Look through the listing below and work out how many of its lines hold the word "related". Give only the number.

RECORDS:
- - - -

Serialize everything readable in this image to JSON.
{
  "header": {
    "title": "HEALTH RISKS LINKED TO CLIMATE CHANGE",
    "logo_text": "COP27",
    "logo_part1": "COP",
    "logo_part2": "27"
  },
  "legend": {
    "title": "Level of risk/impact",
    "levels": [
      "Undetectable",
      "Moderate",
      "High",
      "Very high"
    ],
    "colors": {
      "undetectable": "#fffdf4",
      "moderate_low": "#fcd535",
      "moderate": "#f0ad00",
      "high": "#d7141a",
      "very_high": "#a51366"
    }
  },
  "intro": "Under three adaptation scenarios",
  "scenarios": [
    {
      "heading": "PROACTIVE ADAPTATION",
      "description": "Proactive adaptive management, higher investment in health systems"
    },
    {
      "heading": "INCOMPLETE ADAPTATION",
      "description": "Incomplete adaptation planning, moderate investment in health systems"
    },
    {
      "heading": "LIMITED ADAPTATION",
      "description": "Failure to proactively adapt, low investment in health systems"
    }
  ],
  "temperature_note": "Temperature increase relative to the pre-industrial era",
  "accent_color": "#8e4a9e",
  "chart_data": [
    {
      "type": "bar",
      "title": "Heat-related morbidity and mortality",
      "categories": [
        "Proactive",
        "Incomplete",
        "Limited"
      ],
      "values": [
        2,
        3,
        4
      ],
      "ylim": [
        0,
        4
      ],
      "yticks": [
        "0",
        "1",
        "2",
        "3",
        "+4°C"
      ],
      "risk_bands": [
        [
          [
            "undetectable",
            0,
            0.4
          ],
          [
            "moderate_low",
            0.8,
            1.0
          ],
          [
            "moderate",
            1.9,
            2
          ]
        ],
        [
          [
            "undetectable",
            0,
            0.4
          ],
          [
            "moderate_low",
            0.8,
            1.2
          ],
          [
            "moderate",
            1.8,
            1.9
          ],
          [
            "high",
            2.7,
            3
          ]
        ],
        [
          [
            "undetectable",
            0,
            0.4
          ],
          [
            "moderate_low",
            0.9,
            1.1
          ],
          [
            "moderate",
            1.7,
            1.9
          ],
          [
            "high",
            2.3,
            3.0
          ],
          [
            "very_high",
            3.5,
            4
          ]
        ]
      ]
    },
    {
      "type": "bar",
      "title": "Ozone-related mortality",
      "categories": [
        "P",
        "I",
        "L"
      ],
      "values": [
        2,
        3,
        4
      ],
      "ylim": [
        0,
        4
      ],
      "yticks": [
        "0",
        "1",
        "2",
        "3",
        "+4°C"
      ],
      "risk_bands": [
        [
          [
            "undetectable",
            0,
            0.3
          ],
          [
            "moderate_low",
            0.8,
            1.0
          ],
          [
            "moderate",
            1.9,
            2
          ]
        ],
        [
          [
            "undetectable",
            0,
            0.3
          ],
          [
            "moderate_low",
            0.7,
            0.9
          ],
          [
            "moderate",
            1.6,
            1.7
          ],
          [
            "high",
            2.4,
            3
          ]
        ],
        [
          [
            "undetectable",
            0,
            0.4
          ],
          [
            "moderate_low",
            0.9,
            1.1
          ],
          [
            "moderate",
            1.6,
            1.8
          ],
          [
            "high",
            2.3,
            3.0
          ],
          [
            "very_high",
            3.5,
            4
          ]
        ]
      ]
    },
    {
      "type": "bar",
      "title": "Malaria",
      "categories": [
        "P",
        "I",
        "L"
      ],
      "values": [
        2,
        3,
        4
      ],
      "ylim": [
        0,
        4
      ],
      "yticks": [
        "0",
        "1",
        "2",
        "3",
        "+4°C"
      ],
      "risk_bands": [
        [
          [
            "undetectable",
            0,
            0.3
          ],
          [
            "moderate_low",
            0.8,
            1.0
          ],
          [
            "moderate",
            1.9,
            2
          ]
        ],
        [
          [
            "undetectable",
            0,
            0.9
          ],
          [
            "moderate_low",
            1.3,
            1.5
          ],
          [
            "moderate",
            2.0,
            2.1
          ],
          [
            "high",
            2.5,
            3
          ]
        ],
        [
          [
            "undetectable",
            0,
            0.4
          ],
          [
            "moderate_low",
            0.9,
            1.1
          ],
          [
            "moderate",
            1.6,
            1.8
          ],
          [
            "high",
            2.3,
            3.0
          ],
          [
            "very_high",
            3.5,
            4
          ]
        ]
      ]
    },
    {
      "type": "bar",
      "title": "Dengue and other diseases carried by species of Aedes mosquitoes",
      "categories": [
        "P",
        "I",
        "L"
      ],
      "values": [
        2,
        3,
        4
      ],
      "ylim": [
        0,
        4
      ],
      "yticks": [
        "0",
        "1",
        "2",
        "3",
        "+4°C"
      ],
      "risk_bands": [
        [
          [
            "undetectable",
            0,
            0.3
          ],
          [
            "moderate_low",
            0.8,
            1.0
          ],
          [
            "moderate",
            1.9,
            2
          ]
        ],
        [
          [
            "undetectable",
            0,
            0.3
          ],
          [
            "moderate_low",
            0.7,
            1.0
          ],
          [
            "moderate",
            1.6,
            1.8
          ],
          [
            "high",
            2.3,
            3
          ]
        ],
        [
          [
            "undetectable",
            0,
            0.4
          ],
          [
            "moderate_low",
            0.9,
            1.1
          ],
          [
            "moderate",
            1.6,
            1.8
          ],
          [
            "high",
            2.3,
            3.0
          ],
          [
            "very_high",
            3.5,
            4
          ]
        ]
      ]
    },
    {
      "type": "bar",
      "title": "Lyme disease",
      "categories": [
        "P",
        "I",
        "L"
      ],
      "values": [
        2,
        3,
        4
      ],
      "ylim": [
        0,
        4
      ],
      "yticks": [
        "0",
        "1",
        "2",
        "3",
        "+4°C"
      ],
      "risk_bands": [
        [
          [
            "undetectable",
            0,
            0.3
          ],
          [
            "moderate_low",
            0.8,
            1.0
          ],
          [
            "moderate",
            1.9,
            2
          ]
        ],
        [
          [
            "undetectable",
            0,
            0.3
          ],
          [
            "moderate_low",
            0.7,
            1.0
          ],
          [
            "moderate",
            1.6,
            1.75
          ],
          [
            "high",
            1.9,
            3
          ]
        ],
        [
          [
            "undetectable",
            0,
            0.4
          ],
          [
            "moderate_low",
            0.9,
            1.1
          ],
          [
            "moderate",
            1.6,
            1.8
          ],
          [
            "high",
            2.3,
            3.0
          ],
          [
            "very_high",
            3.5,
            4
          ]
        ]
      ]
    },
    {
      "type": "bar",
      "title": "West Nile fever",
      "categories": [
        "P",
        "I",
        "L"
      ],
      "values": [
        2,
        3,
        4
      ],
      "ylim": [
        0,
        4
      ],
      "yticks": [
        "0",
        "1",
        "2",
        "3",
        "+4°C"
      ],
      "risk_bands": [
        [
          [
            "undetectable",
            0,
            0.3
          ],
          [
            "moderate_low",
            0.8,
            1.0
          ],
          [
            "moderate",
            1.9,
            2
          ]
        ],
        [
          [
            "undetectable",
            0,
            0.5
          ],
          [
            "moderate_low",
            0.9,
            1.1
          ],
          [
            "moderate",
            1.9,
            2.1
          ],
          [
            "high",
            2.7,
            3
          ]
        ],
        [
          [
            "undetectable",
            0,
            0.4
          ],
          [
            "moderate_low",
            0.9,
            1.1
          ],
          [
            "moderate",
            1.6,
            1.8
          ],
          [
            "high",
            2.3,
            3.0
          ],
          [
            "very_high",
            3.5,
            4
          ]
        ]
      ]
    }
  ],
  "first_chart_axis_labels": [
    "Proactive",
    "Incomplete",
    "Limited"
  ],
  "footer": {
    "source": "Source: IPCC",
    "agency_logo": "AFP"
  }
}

- - - -

RESULT FOR THIS EXERCISE: 2